— BEGIN —
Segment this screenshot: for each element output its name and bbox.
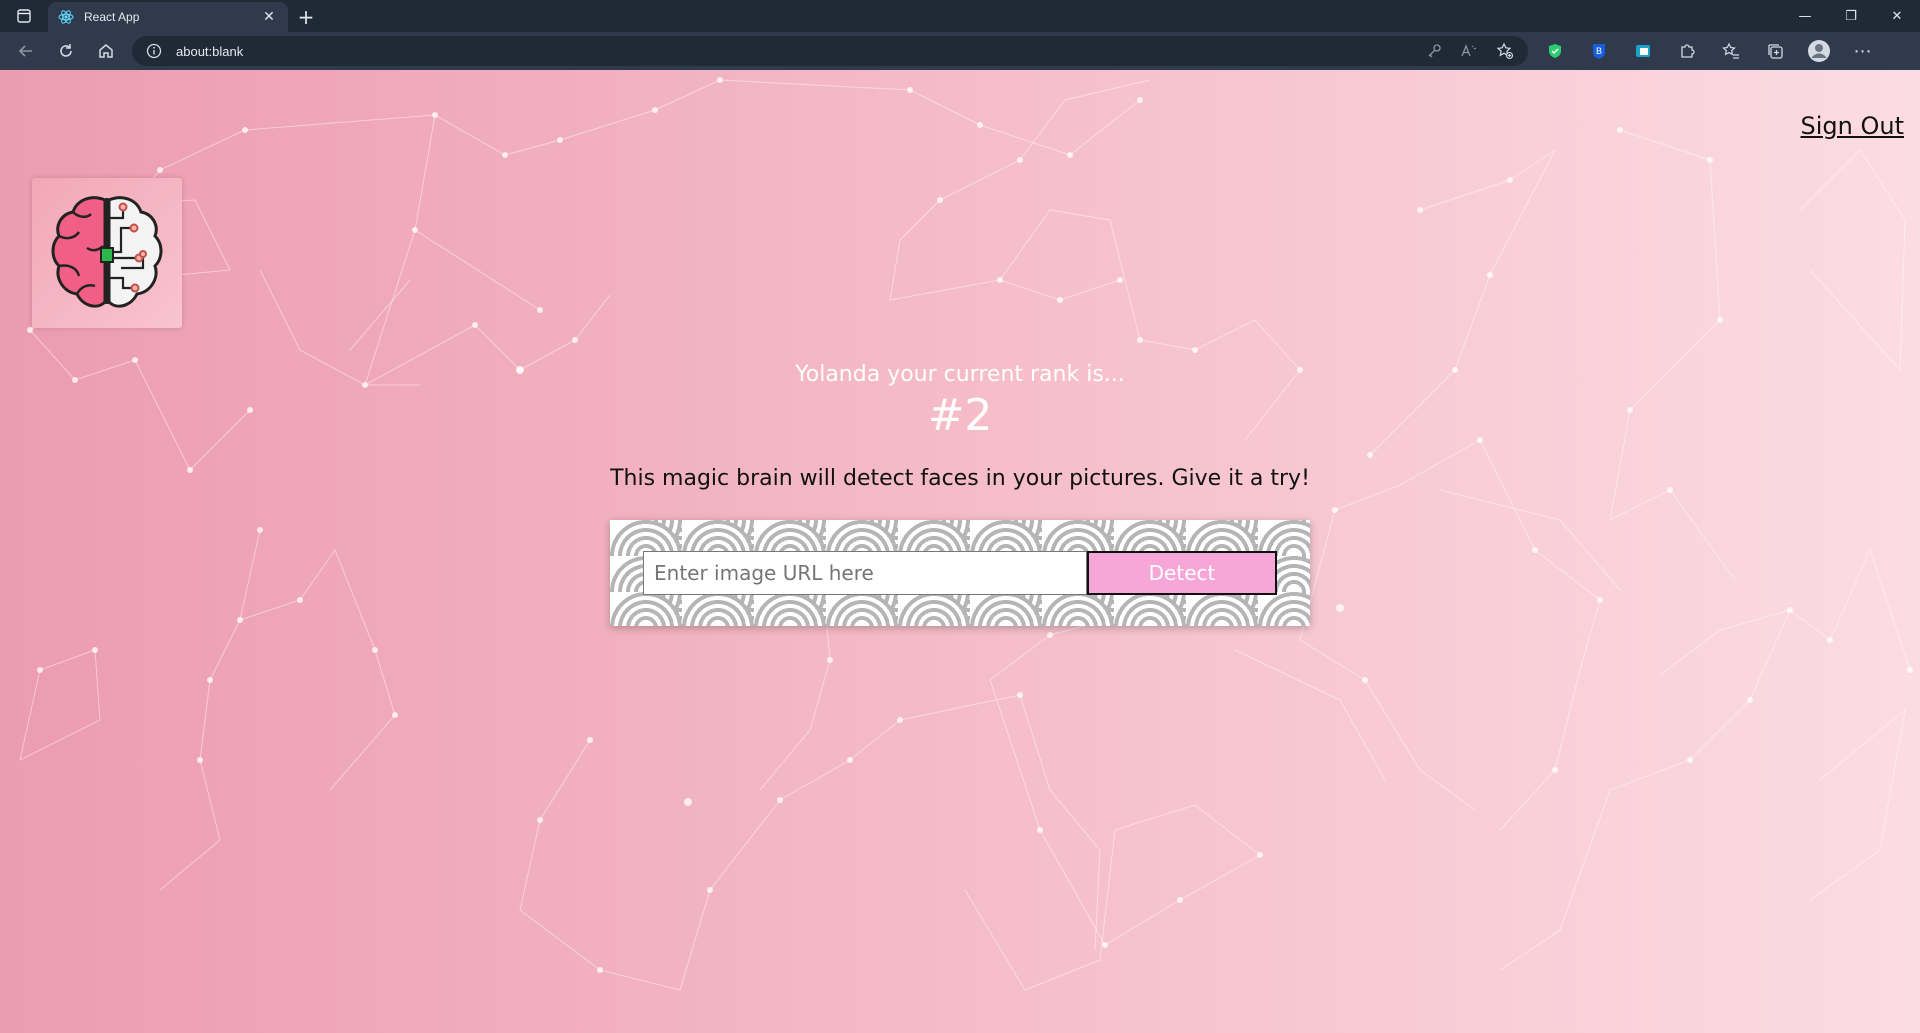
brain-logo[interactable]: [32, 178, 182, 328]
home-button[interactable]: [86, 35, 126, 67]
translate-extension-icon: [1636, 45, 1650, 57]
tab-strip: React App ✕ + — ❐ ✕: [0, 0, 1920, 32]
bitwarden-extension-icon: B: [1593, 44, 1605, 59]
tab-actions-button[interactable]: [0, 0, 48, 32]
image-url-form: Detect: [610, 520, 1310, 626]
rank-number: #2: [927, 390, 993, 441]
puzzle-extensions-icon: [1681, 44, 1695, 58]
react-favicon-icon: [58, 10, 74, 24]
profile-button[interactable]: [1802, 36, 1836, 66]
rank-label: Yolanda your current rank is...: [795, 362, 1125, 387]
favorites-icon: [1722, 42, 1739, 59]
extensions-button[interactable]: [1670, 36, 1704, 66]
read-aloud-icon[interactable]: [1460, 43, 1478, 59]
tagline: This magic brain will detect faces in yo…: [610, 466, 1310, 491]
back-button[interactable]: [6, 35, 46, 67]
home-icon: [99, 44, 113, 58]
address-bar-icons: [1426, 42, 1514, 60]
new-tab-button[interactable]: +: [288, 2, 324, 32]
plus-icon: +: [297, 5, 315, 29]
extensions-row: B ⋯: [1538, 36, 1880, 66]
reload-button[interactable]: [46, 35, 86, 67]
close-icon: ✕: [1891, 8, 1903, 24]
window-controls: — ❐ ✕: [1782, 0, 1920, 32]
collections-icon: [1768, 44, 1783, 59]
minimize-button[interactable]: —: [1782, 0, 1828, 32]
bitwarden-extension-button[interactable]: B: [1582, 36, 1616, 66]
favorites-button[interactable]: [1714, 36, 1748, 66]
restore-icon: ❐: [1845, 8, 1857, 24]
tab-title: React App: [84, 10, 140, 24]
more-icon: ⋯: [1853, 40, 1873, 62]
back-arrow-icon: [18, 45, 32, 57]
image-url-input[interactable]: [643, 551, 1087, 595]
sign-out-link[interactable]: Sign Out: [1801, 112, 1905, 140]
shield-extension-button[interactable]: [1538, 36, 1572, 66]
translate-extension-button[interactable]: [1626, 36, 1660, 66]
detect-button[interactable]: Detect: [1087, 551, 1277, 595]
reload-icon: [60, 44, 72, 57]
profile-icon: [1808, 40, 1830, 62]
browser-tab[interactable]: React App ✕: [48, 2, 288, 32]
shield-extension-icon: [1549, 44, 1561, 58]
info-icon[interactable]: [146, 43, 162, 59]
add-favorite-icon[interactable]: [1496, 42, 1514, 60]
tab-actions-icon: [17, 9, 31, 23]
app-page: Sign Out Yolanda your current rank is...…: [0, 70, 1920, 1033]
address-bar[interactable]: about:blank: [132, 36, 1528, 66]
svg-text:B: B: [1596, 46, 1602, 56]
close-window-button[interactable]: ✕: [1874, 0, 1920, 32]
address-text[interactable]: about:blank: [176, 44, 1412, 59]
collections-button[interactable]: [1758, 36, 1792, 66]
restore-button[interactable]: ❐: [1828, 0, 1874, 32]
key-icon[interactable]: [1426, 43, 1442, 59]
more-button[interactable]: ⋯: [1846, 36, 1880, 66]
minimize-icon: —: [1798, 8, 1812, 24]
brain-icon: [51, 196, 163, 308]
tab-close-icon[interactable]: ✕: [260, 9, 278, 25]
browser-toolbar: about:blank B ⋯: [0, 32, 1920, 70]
— END —
Work instructions
Give the entries again from the line with "brain-logo[interactable]: [32, 178, 182, 328]" up to and including the line with "extensions-row: B ⋯: [1538, 36, 1880, 66]", switching "tab-strip" to "tab-bar" and leaving everything else unchanged.

Full answer
brain-logo[interactable]: [32, 178, 182, 328]
home-button[interactable]: [86, 35, 126, 67]
translate-extension-icon: [1636, 45, 1650, 57]
tab-bar: React App ✕ + — ❐ ✕: [0, 0, 1920, 32]
bitwarden-extension-icon: B: [1593, 44, 1605, 59]
tab-actions-button[interactable]: [0, 0, 48, 32]
image-url-form: Detect: [610, 520, 1310, 626]
rank-number: #2: [927, 390, 993, 441]
puzzle-extensions-icon: [1681, 44, 1695, 58]
react-favicon-icon: [58, 10, 74, 24]
profile-button[interactable]: [1802, 36, 1836, 66]
rank-label: Yolanda your current rank is...: [795, 362, 1125, 387]
favorites-icon: [1722, 42, 1739, 59]
extensions-button[interactable]: [1670, 36, 1704, 66]
read-aloud-icon[interactable]: [1460, 43, 1478, 59]
tagline: This magic brain will detect faces in yo…: [610, 466, 1310, 491]
back-button[interactable]: [6, 35, 46, 67]
home-icon: [99, 44, 113, 58]
address-bar-icons: [1426, 42, 1514, 60]
new-tab-button[interactable]: +: [288, 2, 324, 32]
plus-icon: +: [297, 5, 315, 29]
extensions-row: B ⋯: [1538, 36, 1880, 66]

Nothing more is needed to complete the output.